--- Information given ---
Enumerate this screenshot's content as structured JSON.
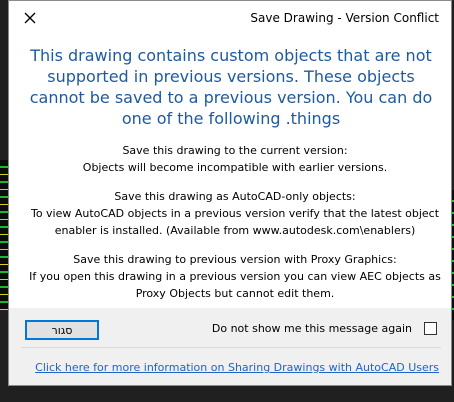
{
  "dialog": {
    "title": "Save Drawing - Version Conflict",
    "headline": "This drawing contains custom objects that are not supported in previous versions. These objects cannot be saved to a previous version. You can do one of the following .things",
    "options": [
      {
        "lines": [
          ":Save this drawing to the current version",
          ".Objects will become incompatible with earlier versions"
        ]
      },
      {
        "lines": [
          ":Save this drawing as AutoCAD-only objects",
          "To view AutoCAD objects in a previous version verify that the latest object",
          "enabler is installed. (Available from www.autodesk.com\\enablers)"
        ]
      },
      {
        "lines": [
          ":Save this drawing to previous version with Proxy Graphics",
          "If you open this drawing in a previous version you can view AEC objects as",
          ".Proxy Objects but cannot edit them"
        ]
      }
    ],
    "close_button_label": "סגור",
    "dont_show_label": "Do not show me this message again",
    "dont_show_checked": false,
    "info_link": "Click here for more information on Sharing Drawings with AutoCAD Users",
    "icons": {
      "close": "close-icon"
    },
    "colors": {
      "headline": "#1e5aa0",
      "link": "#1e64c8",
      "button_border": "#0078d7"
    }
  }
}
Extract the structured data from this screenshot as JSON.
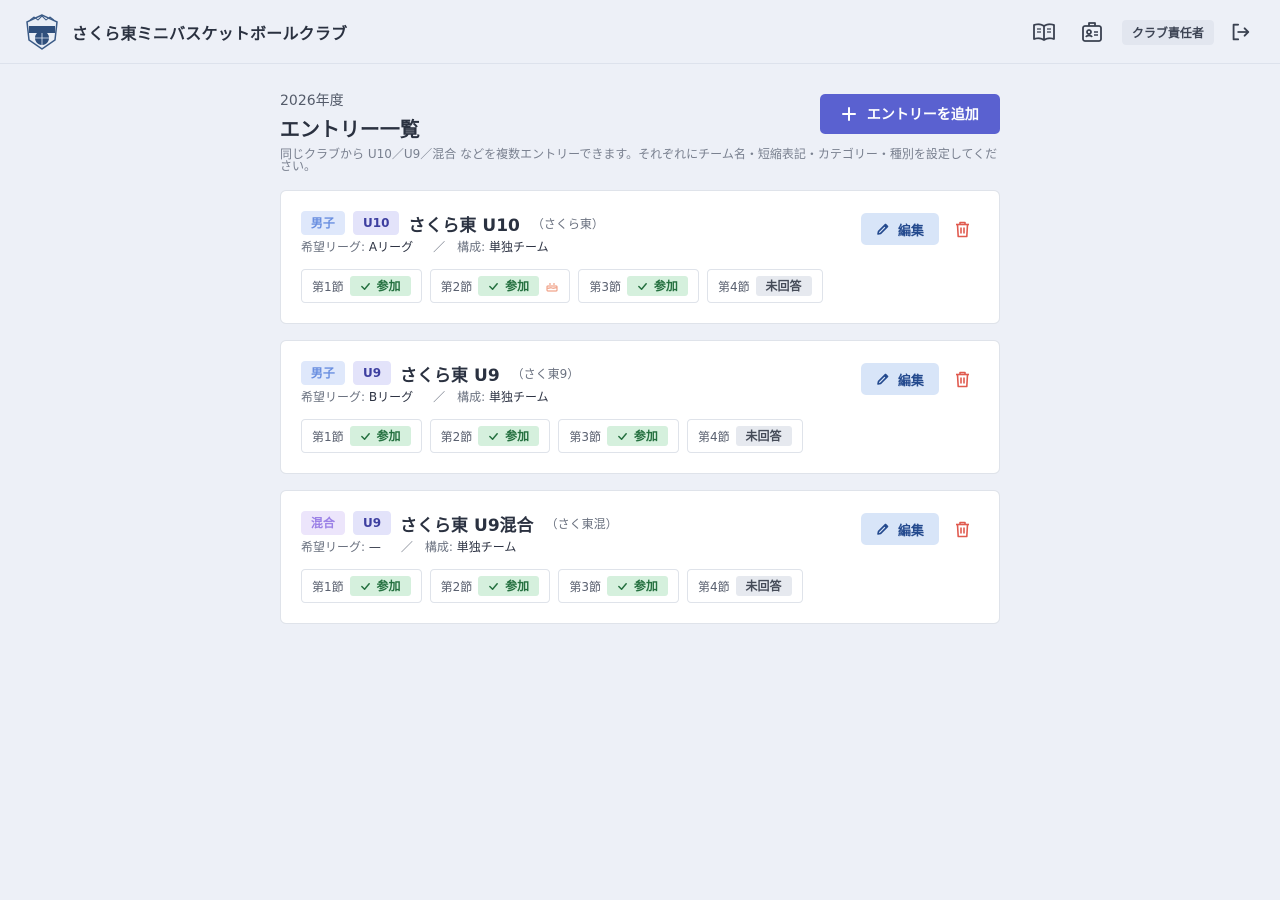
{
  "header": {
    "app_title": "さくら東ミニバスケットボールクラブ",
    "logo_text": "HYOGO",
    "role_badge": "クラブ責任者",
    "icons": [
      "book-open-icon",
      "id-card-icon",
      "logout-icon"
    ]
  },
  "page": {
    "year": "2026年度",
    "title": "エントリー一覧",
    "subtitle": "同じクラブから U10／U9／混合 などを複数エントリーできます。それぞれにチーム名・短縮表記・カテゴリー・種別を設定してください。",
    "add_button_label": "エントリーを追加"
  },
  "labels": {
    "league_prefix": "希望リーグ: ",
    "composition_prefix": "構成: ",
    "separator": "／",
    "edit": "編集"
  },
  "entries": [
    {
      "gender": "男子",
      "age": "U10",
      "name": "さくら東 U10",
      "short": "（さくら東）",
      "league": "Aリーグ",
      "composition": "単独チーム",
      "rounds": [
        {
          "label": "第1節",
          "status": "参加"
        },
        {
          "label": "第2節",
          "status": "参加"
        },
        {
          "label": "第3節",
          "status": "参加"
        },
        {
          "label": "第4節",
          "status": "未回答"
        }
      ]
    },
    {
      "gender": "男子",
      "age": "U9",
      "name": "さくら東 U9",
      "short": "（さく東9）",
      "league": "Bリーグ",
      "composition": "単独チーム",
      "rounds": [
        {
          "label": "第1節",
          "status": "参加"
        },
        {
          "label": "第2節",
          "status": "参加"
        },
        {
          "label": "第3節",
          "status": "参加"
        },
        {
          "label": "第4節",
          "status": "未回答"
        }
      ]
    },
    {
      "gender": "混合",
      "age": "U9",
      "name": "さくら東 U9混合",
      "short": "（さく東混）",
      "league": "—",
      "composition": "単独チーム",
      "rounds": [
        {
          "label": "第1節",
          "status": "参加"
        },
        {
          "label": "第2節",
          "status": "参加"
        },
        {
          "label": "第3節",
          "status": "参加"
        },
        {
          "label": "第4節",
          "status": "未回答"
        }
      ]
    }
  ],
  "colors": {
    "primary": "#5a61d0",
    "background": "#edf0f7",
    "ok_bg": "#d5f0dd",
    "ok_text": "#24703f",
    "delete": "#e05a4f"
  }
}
---
• Objective:
Copy every entry exactly as written. Pictures are excluded.

• Problem solution:
Enumerate this screenshot's content as structured JSON.
{
  "dialog": {
    "title": "Save Drawing - Version Conflict",
    "headline": "This drawing contains custom objects that are not supported in previous versions. These objects cannot be saved to a previous version. You can do one of the following .things",
    "options": [
      {
        "lines": [
          ":Save this drawing to the current version",
          ".Objects will become incompatible with earlier versions"
        ]
      },
      {
        "lines": [
          ":Save this drawing as AutoCAD-only objects",
          "To view AutoCAD objects in a previous version verify that the latest object",
          "enabler is installed. (Available from www.autodesk.com\\enablers)"
        ]
      },
      {
        "lines": [
          ":Save this drawing to previous version with Proxy Graphics",
          "If you open this drawing in a previous version you can view AEC objects as",
          ".Proxy Objects but cannot edit them"
        ]
      }
    ],
    "close_button_label": "סגור",
    "dont_show_label": "Do not show me this message again",
    "dont_show_checked": false,
    "info_link": "Click here for more information on Sharing Drawings with AutoCAD Users",
    "icons": {
      "close": "close-icon"
    },
    "colors": {
      "headline": "#1e5aa0",
      "link": "#1e64c8",
      "button_border": "#0078d7"
    }
  }
}
Extract the structured data from this screenshot as JSON.
{
  "header": {
    "app_title": "さくら東ミニバスケットボールクラブ",
    "logo_text": "HYOGO",
    "role_badge": "クラブ責任者",
    "icons": [
      "book-open-icon",
      "id-card-icon",
      "logout-icon"
    ]
  },
  "page": {
    "year": "2026年度",
    "title": "エントリー一覧",
    "subtitle": "同じクラブから U10／U9／混合 などを複数エントリーできます。それぞれにチーム名・短縮表記・カテゴリー・種別を設定してください。",
    "add_button_label": "エントリーを追加"
  },
  "labels": {
    "league_prefix": "希望リーグ: ",
    "composition_prefix": "構成: ",
    "separator": "／",
    "edit": "編集"
  },
  "entries": [
    {
      "gender": "男子",
      "age": "U10",
      "name": "さくら東 U10",
      "short": "（さくら東）",
      "league": "Aリーグ",
      "composition": "単独チーム",
      "rounds": [
        {
          "label": "第1節",
          "status": "参加"
        },
        {
          "label": "第2節",
          "status": "参加"
        },
        {
          "label": "第3節",
          "status": "参加"
        },
        {
          "label": "第4節",
          "status": "未回答"
        }
      ]
    },
    {
      "gender": "男子",
      "age": "U9",
      "name": "さくら東 U9",
      "short": "（さく東9）",
      "league": "Bリーグ",
      "composition": "単独チーム",
      "rounds": [
        {
          "label": "第1節",
          "status": "参加"
        },
        {
          "label": "第2節",
          "status": "参加"
        },
        {
          "label": "第3節",
          "status": "参加"
        },
        {
          "label": "第4節",
          "status": "未回答"
        }
      ]
    },
    {
      "gender": "混合",
      "age": "U9",
      "name": "さくら東 U9混合",
      "short": "（さく東混）",
      "league": "—",
      "composition": "単独チーム",
      "rounds": [
        {
          "label": "第1節",
          "status": "参加"
        },
        {
          "label": "第2節",
          "status": "参加"
        },
        {
          "label": "第3節",
          "status": "参加"
        },
        {
          "label": "第4節",
          "status": "未回答"
        }
      ]
    }
  ],
  "colors": {
    "primary": "#5a61d0",
    "background": "#edf0f7",
    "ok_bg": "#d5f0dd",
    "ok_text": "#24703f",
    "delete": "#e05a4f"
  }
}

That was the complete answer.